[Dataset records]
## start

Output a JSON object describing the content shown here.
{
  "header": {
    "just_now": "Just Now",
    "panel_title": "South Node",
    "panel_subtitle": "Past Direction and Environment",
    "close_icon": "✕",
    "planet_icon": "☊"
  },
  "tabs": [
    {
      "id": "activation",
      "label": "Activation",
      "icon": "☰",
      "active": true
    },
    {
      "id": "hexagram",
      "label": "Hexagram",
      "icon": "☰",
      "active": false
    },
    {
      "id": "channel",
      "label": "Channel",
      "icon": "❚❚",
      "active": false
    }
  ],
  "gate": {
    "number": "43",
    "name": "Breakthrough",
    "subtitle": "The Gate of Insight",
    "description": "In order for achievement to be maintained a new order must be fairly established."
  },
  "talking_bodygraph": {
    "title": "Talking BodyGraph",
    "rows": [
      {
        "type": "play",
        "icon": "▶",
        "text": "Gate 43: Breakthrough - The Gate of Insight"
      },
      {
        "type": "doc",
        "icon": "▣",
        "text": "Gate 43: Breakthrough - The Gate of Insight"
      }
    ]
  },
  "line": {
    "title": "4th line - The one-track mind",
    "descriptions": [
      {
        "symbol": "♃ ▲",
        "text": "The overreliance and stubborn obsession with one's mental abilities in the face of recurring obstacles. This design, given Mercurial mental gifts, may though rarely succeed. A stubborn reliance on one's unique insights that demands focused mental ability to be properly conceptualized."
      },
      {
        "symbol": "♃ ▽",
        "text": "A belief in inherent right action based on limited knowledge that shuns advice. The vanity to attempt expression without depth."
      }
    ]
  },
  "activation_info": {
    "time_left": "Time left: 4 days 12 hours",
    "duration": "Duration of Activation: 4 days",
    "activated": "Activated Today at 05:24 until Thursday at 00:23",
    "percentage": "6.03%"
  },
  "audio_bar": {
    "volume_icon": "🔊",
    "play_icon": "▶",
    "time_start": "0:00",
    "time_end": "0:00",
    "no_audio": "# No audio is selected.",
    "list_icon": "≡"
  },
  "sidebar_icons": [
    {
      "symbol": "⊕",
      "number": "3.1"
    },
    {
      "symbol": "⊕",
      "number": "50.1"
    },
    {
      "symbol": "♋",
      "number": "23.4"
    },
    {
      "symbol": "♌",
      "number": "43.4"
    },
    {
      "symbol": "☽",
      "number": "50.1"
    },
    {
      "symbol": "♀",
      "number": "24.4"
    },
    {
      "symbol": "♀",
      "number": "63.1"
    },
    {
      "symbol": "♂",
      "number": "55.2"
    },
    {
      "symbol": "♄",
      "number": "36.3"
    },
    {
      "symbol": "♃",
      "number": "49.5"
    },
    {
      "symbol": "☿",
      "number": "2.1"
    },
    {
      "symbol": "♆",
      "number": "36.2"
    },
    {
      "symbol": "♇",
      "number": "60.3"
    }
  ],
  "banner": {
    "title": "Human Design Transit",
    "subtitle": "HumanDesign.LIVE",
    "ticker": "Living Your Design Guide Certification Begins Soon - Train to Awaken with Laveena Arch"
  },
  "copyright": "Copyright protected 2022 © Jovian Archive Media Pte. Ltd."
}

## end

#### PROBLEM STATEMENT
Lines holding the word "that" in the entries above are the ones to pull out. Copy them all.

#### ANSWER TO THIS EXERCISE
        "text": "The overreliance and stubborn obsession with one's mental abilities in the face of recurring obstacles. This design, given Mercurial mental gifts, may though rarely succeed. A stubborn reliance on one's unique insights that demands focused mental ability to be properly conceptualized."
        "text": "A belief in inherent right action based on limited knowledge that shuns advice. The vanity to attempt expression without depth."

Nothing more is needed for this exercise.